___ Source data
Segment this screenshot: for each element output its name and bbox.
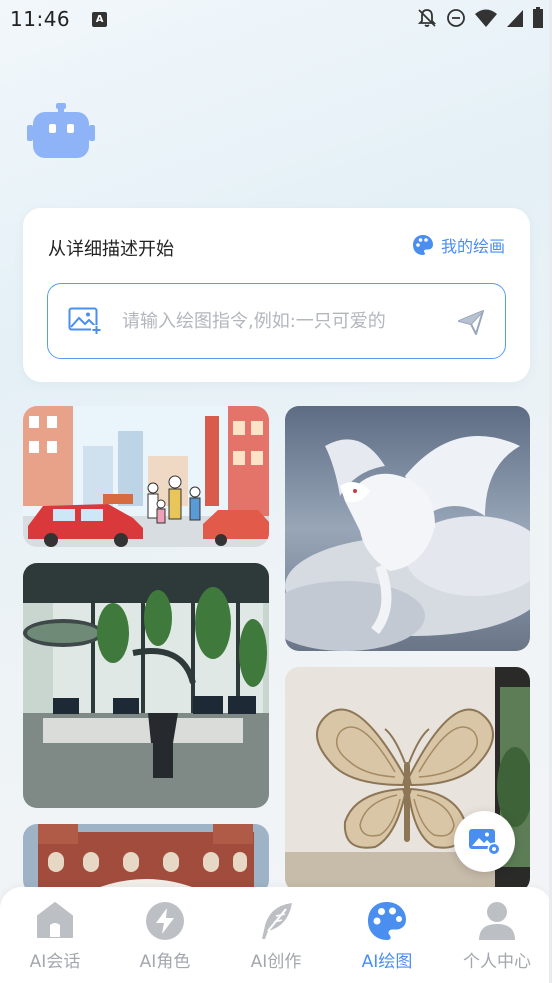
gallery-image-office[interactable] — [23, 563, 269, 808]
status-time: 11:46 — [10, 7, 71, 31]
prompt-card: 从详细描述开始 我的绘画 — [23, 208, 530, 382]
status-icons — [416, 7, 544, 29]
my-drawings-link[interactable]: 我的绘画 — [412, 233, 505, 257]
my-drawings-label: 我的绘画 — [440, 237, 505, 256]
tab-ai-chat[interactable]: AI会话 — [0, 887, 110, 983]
prompt-input[interactable] — [122, 304, 437, 338]
a-icon: A — [92, 11, 108, 27]
tab-label: AI会话 — [29, 952, 81, 972]
tab-label: AI角色 — [139, 952, 191, 972]
palette-icon — [412, 235, 433, 255]
prompt-input-box — [47, 283, 506, 359]
bell-off-icon — [417, 9, 437, 27]
gallery-image-street-scene[interactable] — [23, 406, 269, 547]
home-icon — [37, 902, 73, 938]
gallery-image-dragon[interactable] — [285, 406, 530, 651]
palette-icon — [368, 902, 406, 940]
tab-label: 个人中心 — [463, 952, 531, 972]
wifi-icon — [475, 9, 497, 27]
status-bar: 11:46 A — [0, 0, 552, 38]
tab-ai-role[interactable]: AI角色 — [110, 887, 220, 983]
send-icon[interactable] — [457, 308, 485, 336]
dnd-icon — [447, 9, 465, 27]
feather-icon — [262, 903, 292, 939]
tab-label: AI绘图 — [361, 952, 413, 972]
battery-icon — [533, 7, 543, 28]
create-image-fab[interactable] — [454, 811, 515, 872]
tab-ai-drawing[interactable]: AI绘图 — [332, 887, 442, 983]
image-settings-icon — [468, 828, 500, 855]
tab-profile[interactable]: 个人中心 — [442, 887, 552, 983]
prompt-title: 从详细描述开始 — [48, 239, 174, 260]
lightning-icon — [146, 902, 184, 940]
image-add-icon[interactable] — [68, 307, 102, 335]
bottom-tab-bar: AI会话 AI角色 AI创作 AI绘图 个人中心 — [0, 887, 552, 983]
signal-icon — [507, 10, 523, 27]
robot-icon — [27, 103, 95, 158]
user-icon — [479, 902, 515, 940]
gallery-image-building[interactable] — [23, 824, 269, 894]
tab-ai-create[interactable]: AI创作 — [221, 887, 331, 983]
tab-label: AI创作 — [250, 952, 302, 972]
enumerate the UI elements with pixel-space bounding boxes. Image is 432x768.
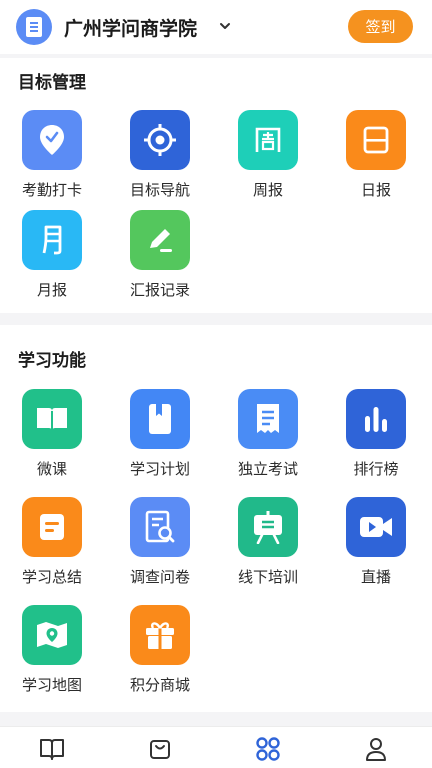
______
-- What to produce --
Lay out the lines of the entries, starting at the one containing "gallery-image-office[interactable] — [23, 563, 269, 808]" and ending at the one containing "bell-off-icon — [417, 9, 437, 27]", as a Markdown table with the columns Row and Line. Number each row and skip any blank lines.

-- Solution for this task --
| Row | Line |
|---|---|
| 1 | gallery-image-office[interactable] — [23, 563, 269, 808] |
| 2 | status-time: 11:46 — [10, 7, 71, 31] |
| 3 | prompt-card: 从详细描述开始 我的绘画 — [23, 208, 530, 382] |
| 4 | status-icons — [416, 7, 544, 29] |
| 5 | my-drawings-link[interactable]: 我的绘画 — [412, 233, 505, 257] |
| 6 | my-drawings-label: 我的绘画 — [440, 237, 505, 256] |
| 7 | tab-ai-chat[interactable]: AI会话 — [0, 887, 110, 983] |
| 8 | prompt-input[interactable] — [122, 304, 437, 338] |
| 9 | a-icon: A — [92, 11, 108, 27] |
| 10 | tab-label: AI会话 — [29, 952, 81, 972] |
| 11 | tab-label: AI角色 — [139, 952, 191, 972] |
| 12 | palette-icon — [412, 235, 433, 255] |
| 13 | prompt-input-box — [47, 283, 506, 359] |
| 14 | bell-off-icon — [417, 9, 437, 27] |